■ Exercise input
+ + +
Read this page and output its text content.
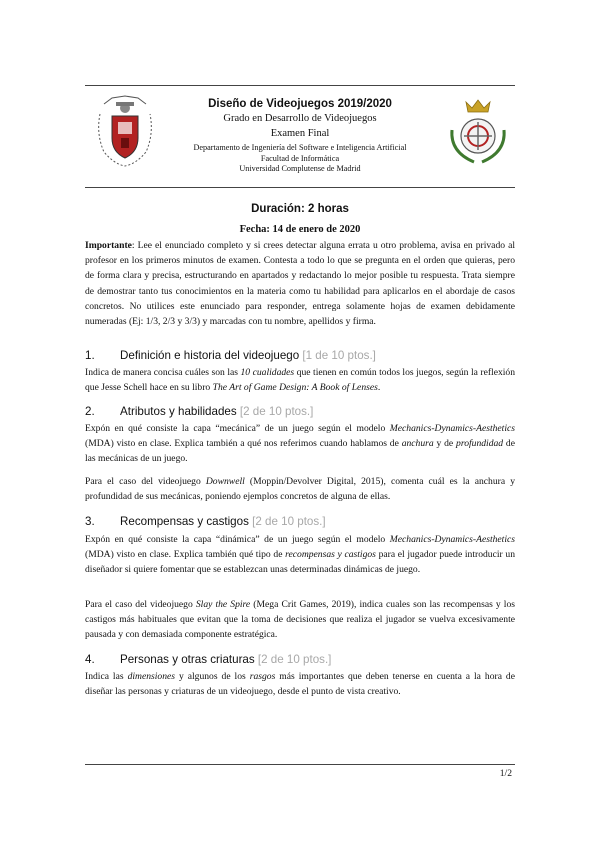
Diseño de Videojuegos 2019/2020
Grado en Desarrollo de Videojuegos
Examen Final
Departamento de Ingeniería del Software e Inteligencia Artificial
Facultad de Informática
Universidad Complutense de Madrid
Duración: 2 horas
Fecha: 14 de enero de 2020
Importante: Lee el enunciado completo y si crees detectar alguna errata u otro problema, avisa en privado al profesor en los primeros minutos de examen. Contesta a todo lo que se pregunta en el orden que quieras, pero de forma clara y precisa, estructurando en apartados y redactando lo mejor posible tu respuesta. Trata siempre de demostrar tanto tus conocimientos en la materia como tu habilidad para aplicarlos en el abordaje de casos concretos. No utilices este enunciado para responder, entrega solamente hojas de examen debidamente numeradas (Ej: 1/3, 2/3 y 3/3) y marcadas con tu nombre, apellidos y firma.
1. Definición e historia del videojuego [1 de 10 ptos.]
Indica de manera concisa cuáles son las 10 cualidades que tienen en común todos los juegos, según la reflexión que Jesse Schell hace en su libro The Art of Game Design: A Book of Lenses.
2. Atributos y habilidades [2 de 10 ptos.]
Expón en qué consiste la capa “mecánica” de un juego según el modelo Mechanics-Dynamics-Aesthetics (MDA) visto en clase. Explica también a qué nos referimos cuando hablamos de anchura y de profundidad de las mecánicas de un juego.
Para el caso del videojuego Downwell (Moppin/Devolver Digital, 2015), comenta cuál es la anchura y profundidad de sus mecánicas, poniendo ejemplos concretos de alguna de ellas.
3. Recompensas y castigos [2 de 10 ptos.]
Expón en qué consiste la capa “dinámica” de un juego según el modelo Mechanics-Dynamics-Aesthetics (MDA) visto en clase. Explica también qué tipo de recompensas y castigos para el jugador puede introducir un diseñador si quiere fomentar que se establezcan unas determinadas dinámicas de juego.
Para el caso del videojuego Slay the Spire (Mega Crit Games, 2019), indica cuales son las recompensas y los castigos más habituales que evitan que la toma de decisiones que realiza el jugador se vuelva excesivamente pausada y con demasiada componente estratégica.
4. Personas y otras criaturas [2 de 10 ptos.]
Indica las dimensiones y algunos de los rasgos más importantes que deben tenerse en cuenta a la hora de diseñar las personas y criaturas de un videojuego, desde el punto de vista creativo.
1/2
+ + +
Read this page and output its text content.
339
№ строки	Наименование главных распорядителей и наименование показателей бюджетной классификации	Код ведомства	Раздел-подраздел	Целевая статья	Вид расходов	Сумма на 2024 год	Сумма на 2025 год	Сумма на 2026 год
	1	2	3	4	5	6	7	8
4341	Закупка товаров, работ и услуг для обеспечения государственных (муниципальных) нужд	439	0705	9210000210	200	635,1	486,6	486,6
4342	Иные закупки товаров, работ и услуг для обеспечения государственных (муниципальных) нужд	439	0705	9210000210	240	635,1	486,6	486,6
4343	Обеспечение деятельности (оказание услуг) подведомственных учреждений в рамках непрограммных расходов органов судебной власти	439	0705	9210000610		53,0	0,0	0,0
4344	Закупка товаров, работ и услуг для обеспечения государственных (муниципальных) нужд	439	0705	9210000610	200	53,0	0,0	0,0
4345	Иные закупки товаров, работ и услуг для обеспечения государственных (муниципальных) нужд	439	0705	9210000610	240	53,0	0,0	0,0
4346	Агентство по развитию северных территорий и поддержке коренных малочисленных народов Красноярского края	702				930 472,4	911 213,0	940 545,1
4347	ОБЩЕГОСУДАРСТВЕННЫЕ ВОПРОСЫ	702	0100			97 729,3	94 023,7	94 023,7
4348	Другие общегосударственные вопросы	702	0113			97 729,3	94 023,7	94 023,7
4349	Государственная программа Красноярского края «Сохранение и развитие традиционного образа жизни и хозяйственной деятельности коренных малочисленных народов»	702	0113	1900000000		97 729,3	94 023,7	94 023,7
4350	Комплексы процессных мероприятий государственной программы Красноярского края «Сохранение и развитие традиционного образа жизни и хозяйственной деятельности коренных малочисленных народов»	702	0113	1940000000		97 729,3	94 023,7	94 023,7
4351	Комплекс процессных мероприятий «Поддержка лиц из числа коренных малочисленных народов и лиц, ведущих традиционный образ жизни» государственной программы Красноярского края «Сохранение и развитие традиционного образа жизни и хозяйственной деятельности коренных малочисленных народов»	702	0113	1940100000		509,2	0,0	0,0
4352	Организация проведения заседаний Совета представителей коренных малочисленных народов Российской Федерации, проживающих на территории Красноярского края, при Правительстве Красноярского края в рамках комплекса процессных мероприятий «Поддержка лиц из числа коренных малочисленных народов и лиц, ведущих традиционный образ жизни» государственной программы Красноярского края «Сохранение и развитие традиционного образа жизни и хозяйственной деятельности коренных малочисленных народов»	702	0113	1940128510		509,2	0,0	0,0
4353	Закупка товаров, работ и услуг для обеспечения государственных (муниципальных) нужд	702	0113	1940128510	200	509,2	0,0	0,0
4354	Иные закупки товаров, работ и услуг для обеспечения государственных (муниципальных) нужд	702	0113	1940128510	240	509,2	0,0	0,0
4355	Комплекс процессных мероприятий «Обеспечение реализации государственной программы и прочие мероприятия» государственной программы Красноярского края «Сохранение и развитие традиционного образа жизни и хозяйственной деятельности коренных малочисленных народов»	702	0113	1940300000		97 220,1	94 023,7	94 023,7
+ + +
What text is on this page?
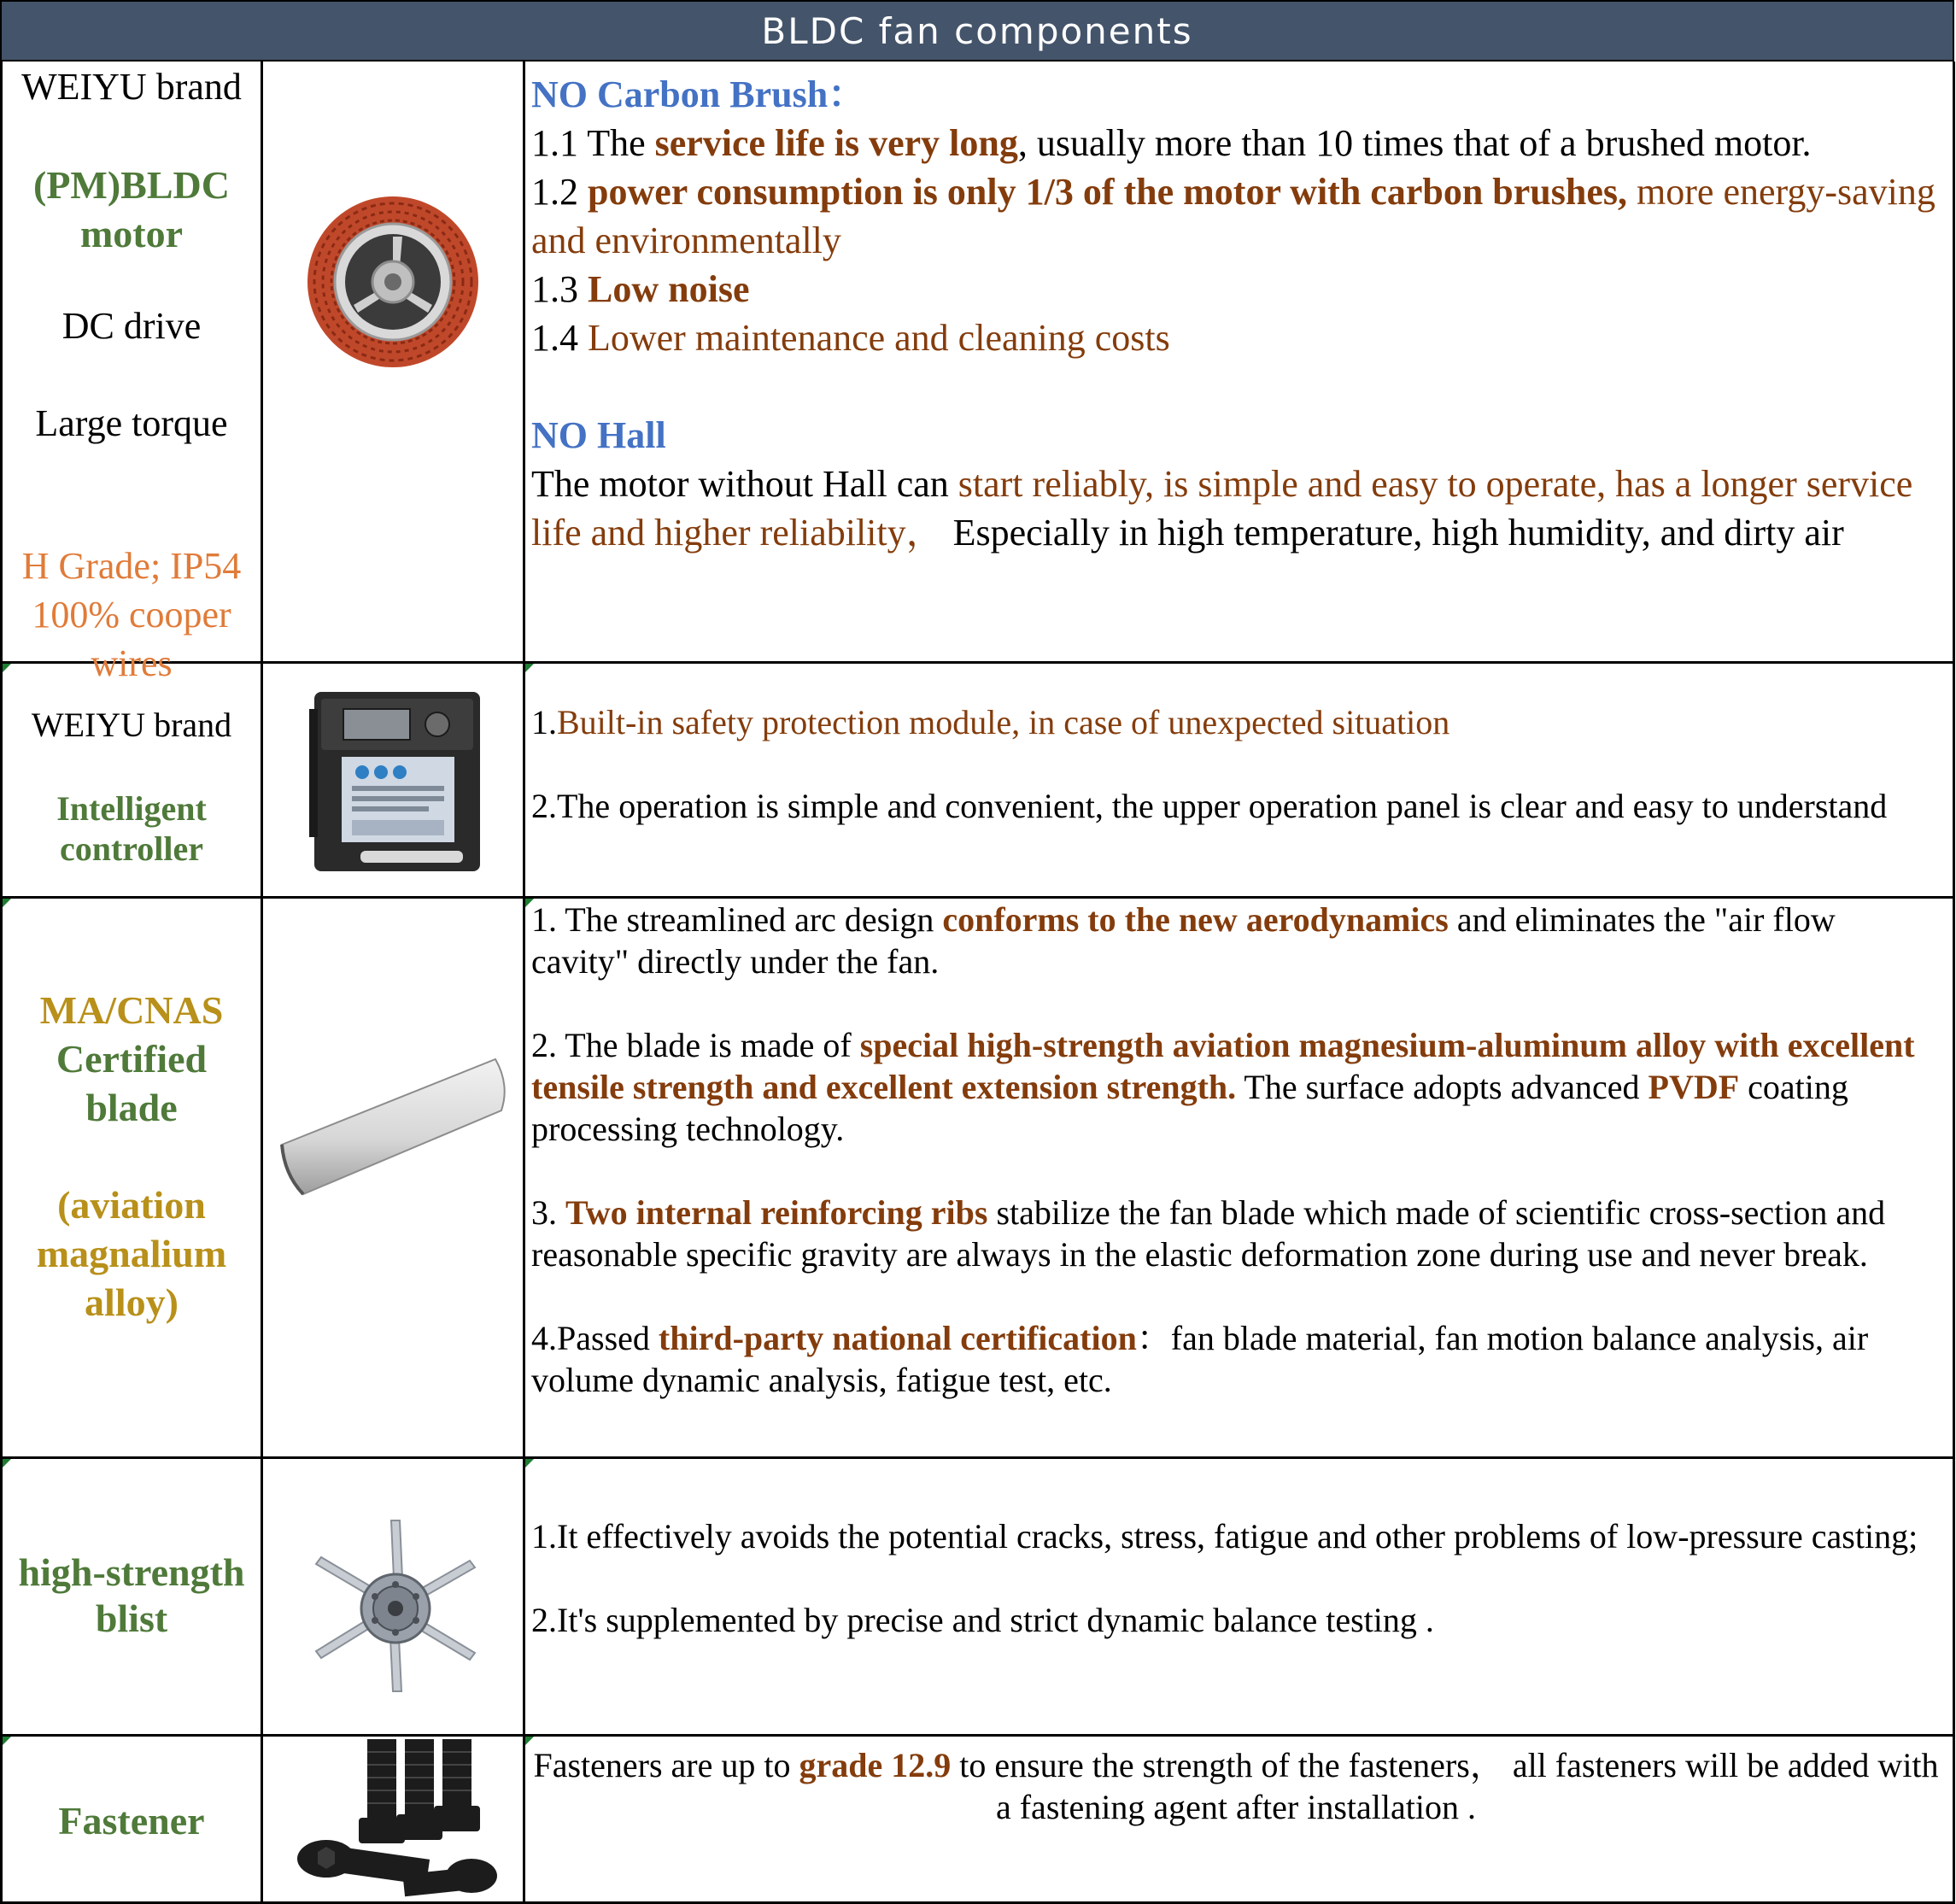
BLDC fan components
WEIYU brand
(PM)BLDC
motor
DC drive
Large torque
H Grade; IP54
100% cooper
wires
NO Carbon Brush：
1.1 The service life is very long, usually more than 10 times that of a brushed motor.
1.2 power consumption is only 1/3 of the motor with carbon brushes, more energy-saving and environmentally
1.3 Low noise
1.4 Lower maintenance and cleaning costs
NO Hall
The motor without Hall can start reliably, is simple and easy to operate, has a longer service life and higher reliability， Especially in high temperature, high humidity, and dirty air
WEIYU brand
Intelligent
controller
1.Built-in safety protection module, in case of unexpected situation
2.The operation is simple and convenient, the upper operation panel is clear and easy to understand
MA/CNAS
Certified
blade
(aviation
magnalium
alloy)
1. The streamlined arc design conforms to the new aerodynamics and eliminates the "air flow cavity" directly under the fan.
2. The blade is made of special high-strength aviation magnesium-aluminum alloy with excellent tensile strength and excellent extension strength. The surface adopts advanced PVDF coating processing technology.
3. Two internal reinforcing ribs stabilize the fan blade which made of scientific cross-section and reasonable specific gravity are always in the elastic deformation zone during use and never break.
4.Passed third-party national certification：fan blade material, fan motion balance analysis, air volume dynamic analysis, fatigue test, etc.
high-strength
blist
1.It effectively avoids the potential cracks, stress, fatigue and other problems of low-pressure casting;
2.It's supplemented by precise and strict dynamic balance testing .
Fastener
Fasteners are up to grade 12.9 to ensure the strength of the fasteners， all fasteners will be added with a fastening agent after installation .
+ + +
■ Stated problem
Which lines contain "закупки"? Copy each of them out.

■ Answer for this exercise
4342	Иные закупки товаров, работ и услуг для обеспечения государственных (муниципальных) нужд	439	0705	9210000210	240	635,1	486,6	486,6
4345	Иные закупки товаров, работ и услуг для обеспечения государственных (муниципальных) нужд	439	0705	9210000610	240	53,0	0,0	0,0
4354	Иные закупки товаров, работ и услуг для обеспечения государственных (муниципальных) нужд	702	0113	1940128510	240	509,2	0,0	0,0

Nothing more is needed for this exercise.